**Directive**
Copy the lines holding the word "used", all of them.

## Begin

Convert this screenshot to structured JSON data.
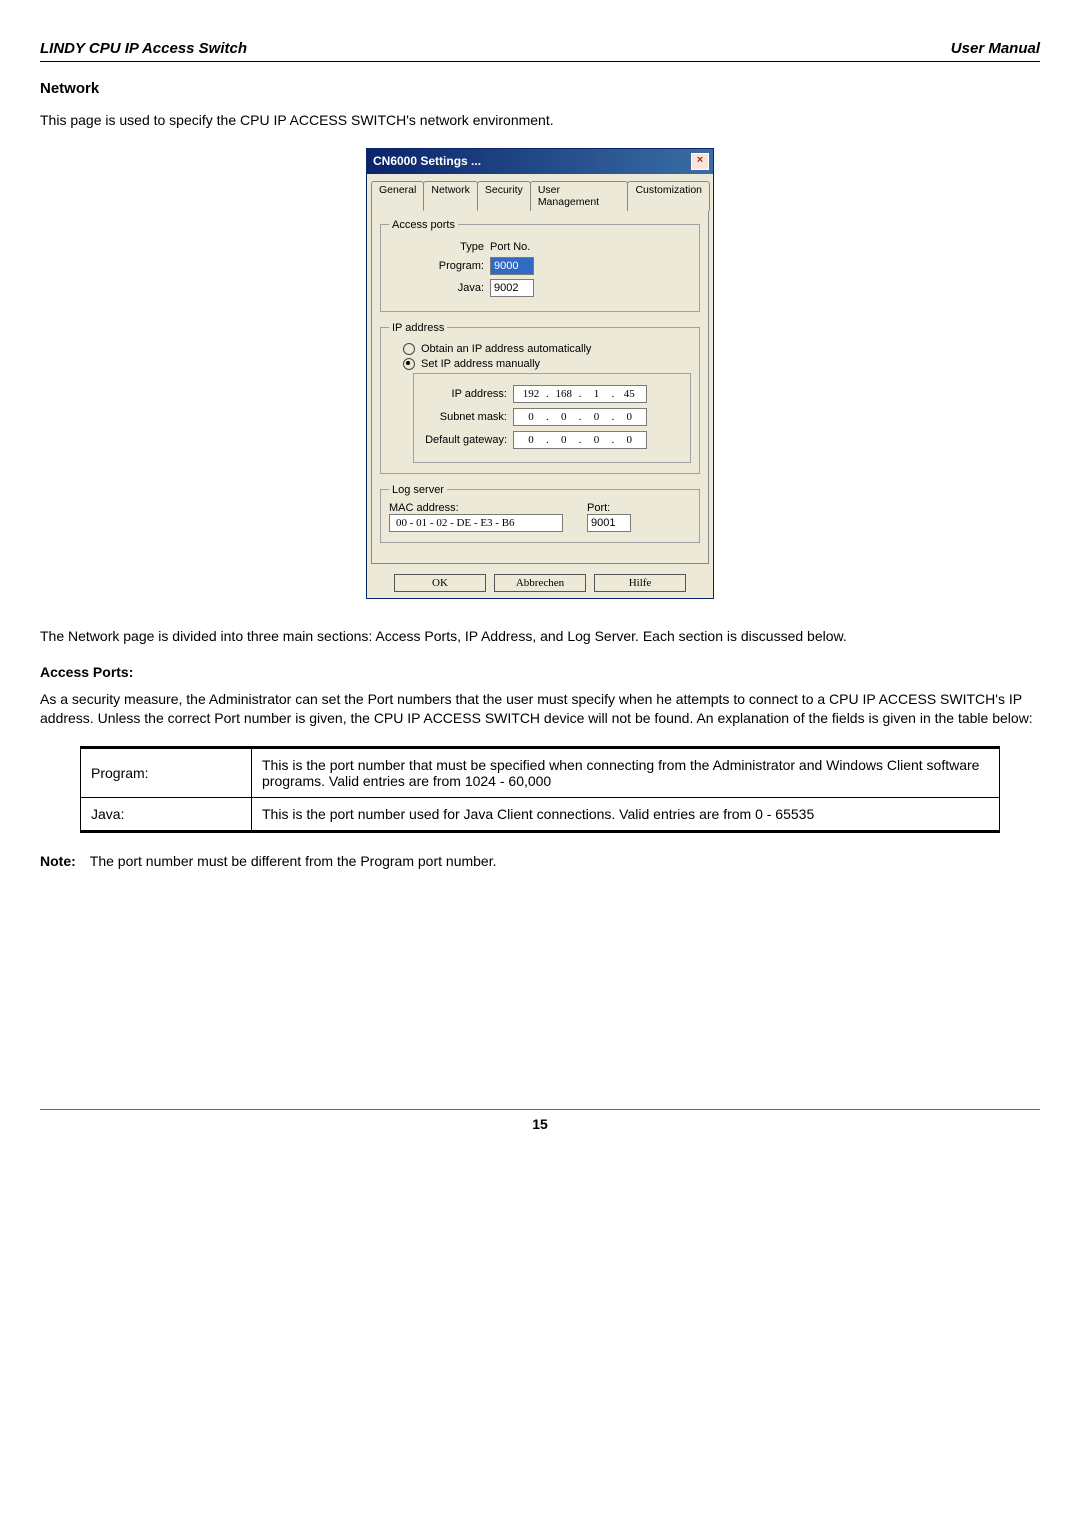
{
  "header": {
    "left": "LINDY CPU IP Access Switch",
    "right": "User Manual"
  },
  "section_title": "Network",
  "intro": "This page is used to specify the CPU IP ACCESS SWITCH's network environment.",
  "dialog": {
    "title": "CN6000 Settings ...",
    "tabs": [
      "General",
      "Network",
      "Security",
      "User Management",
      "Customization"
    ],
    "active_tab": "Network",
    "access_ports": {
      "legend": "Access ports",
      "type_header": "Type",
      "port_header": "Port No.",
      "program_label": "Program:",
      "program_value": "9000",
      "java_label": "Java:",
      "java_value": "9002"
    },
    "ip": {
      "legend": "IP address",
      "auto_label": "Obtain an IP address automatically",
      "manual_label": "Set IP address manually",
      "manual_checked": true,
      "ip_label": "IP address:",
      "ip_value": [
        "192",
        "168",
        "1",
        "45"
      ],
      "mask_label": "Subnet mask:",
      "mask_value": [
        "0",
        "0",
        "0",
        "0"
      ],
      "gw_label": "Default gateway:",
      "gw_value": [
        "0",
        "0",
        "0",
        "0"
      ]
    },
    "log": {
      "legend": "Log server",
      "mac_label": "MAC address:",
      "mac_value": "00 - 01 - 02 - DE - E3 - B6",
      "port_label": "Port:",
      "port_value": "9001"
    },
    "buttons": {
      "ok": "OK",
      "cancel": "Abbrechen",
      "help": "Hilfe"
    }
  },
  "para2": "The Network page is divided into three main sections: Access Ports, IP Address, and Log Server. Each section is discussed below.",
  "access_ports_heading": "Access Ports:",
  "para3": "As a security measure, the Administrator can set the Port numbers that the user must specify when he attempts to connect to a CPU IP ACCESS SWITCH's IP address. Unless the correct Port number is given, the CPU IP ACCESS SWITCH device will not be found. An explanation of the fields is given in the table below:",
  "ports_table": {
    "rows": [
      {
        "k": "Program:",
        "v": "This is the port number that must be specified when connecting from the Administrator and Windows Client software programs. Valid entries are from 1024 - 60,000"
      },
      {
        "k": "Java:",
        "v": "This is the port number used for Java Client connections. Valid entries are from 0 - 65535"
      }
    ]
  },
  "note_label": "Note:",
  "note_text": "The port number must be different from the Program port number.",
  "page_number": "15"
}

## End

**Response to the task**
  "intro": "This page is used to specify the CPU IP ACCESS SWITCH's network environment.",
        "v": "This is the port number used for Java Client connections. Valid entries are from 0 - 65535"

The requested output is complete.